TASK DESCRIPTION:
Give the number of lines in the records below that include "excluded". Reply with that number alone.

RECORD EXTRACTS:
....

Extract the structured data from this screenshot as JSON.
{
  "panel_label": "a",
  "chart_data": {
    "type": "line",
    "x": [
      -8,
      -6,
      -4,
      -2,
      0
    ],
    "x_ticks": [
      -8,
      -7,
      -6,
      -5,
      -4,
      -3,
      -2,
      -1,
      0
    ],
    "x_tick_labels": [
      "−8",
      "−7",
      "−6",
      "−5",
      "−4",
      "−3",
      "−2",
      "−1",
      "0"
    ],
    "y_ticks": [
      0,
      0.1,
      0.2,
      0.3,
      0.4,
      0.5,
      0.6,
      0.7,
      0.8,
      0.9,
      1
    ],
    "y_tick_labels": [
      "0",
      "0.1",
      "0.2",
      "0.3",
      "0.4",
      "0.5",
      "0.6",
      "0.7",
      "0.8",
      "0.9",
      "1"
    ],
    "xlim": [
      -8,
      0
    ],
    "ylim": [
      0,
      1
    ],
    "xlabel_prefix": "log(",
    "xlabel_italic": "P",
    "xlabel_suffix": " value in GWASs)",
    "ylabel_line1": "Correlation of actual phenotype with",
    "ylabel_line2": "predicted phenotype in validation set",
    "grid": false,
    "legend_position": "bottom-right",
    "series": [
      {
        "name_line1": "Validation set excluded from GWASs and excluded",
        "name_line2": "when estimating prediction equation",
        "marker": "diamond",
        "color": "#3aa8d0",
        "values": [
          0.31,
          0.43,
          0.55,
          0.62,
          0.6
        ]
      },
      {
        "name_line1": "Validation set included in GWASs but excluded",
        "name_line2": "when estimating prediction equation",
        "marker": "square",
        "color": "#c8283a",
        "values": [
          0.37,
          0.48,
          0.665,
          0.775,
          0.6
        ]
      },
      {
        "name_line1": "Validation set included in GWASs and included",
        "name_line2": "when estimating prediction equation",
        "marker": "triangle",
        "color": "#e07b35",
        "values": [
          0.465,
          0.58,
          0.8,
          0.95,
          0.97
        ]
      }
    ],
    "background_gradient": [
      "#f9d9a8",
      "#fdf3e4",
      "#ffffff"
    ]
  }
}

....

SOLVED EXERCISE:
2